::: Task data :::

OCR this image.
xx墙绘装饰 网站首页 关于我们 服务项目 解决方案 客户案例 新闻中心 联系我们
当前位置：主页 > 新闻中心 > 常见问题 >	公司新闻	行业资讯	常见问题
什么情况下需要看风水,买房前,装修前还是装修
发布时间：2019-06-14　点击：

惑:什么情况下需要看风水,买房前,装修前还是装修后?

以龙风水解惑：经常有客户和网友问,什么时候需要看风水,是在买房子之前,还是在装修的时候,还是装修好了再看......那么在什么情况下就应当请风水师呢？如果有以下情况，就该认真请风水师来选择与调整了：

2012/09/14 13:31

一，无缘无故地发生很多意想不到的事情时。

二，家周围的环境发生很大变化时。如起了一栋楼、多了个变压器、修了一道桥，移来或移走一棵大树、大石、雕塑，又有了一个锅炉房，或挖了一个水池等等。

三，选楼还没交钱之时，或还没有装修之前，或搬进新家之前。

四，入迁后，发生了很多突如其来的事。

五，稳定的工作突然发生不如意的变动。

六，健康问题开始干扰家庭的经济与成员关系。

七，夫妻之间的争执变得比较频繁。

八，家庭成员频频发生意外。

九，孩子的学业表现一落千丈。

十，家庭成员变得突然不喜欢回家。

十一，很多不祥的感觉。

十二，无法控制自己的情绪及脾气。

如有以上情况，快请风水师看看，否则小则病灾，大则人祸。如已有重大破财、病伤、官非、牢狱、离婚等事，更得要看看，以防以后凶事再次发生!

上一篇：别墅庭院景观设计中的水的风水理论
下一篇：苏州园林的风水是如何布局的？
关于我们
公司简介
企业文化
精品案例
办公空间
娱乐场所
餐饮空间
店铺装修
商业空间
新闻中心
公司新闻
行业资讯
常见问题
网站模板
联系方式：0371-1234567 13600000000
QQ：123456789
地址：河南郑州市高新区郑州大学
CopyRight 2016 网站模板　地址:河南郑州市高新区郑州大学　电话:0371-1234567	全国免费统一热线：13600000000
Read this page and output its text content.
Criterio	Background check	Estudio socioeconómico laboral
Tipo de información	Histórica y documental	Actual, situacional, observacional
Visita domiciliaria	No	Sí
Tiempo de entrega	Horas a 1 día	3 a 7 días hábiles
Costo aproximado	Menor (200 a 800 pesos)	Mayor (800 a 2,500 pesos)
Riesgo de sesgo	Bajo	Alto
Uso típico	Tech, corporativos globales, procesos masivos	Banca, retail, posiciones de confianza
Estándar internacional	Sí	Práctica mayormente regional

:::

» **Objective**
Beginning at the line containing "Read this page and output its text content.", repeat each line exactly through the last line of the entries, and include no other lines.

» **Written solution**
Read this page and output its text content.
Criterio	Background check	Estudio socioeconómico laboral
Tipo de información	Histórica y documental	Actual, situacional, observacional
Visita domiciliaria	No	Sí
Tiempo de entrega	Horas a 1 día	3 a 7 días hábiles
Costo aproximado	Menor (200 a 800 pesos)	Mayor (800 a 2,500 pesos)
Riesgo de sesgo	Bajo	Alto
Uso típico	Tech, corporativos globales, procesos masivos	Banca, retail, posiciones de confianza
Estándar internacional	Sí	Práctica mayormente regional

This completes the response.